[Dataset entries]
----------------------------------------

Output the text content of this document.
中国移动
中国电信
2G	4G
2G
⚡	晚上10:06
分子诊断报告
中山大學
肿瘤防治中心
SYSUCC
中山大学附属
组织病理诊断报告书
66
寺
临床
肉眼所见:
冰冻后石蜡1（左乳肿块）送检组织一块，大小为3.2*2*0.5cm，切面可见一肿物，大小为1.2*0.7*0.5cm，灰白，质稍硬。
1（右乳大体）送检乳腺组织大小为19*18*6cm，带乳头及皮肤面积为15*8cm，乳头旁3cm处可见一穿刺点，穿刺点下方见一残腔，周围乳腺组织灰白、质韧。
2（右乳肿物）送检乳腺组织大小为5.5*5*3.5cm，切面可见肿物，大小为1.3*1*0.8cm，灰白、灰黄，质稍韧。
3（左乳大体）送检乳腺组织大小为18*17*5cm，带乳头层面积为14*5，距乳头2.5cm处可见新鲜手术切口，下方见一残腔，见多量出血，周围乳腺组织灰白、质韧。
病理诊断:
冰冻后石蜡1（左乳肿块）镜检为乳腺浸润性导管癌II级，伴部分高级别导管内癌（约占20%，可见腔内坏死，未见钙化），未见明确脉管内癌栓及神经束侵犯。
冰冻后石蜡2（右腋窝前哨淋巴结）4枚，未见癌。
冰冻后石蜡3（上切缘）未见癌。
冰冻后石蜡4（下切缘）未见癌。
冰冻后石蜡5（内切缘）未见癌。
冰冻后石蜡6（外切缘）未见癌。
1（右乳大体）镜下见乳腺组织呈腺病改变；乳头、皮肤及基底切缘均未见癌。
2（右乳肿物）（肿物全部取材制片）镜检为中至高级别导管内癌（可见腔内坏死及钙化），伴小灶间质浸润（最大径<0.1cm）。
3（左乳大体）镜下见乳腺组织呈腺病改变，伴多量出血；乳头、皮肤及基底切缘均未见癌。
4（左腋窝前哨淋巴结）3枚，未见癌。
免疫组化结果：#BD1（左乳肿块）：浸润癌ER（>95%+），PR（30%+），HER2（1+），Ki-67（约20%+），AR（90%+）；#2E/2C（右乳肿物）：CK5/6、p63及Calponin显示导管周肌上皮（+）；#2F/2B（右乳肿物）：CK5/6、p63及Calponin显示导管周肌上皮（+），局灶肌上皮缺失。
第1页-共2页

----------------------------------------

Requirement.
Produce an exact copy of every entry above.

Task output.
Output the text content of this document.
中国移动
中国电信
2G	4G
2G
⚡	晚上10:06
分子诊断报告
中山大學
肿瘤防治中心
SYSUCC
中山大学附属
组织病理诊断报告书
66
寺
临床
肉眼所见:
冰冻后石蜡1（左乳肿块）送检组织一块，大小为3.2*2*0.5cm，切面可见一肿物，大小为1.2*0.7*0.5cm，灰白，质稍硬。
1（右乳大体）送检乳腺组织大小为19*18*6cm，带乳头及皮肤面积为15*8cm，乳头旁3cm处可见一穿刺点，穿刺点下方见一残腔，周围乳腺组织灰白、质韧。
2（右乳肿物）送检乳腺组织大小为5.5*5*3.5cm，切面可见肿物，大小为1.3*1*0.8cm，灰白、灰黄，质稍韧。
3（左乳大体）送检乳腺组织大小为18*17*5cm，带乳头层面积为14*5，距乳头2.5cm处可见新鲜手术切口，下方见一残腔，见多量出血，周围乳腺组织灰白、质韧。
病理诊断:
冰冻后石蜡1（左乳肿块）镜检为乳腺浸润性导管癌II级，伴部分高级别导管内癌（约占20%，可见腔内坏死，未见钙化），未见明确脉管内癌栓及神经束侵犯。
冰冻后石蜡2（右腋窝前哨淋巴结）4枚，未见癌。
冰冻后石蜡3（上切缘）未见癌。
冰冻后石蜡4（下切缘）未见癌。
冰冻后石蜡5（内切缘）未见癌。
冰冻后石蜡6（外切缘）未见癌。
1（右乳大体）镜下见乳腺组织呈腺病改变；乳头、皮肤及基底切缘均未见癌。
2（右乳肿物）（肿物全部取材制片）镜检为中至高级别导管内癌（可见腔内坏死及钙化），伴小灶间质浸润（最大径<0.1cm）。
3（左乳大体）镜下见乳腺组织呈腺病改变，伴多量出血；乳头、皮肤及基底切缘均未见癌。
4（左腋窝前哨淋巴结）3枚，未见癌。
免疫组化结果：#BD1（左乳肿块）：浸润癌ER（>95%+），PR（30%+），HER2（1+），Ki-67（约20%+），AR（90%+）；#2E/2C（右乳肿物）：CK5/6、p63及Calponin显示导管周肌上皮（+）；#2F/2B（右乳肿物）：CK5/6、p63及Calponin显示导管周肌上皮（+），局灶肌上皮缺失。
第1页-共2页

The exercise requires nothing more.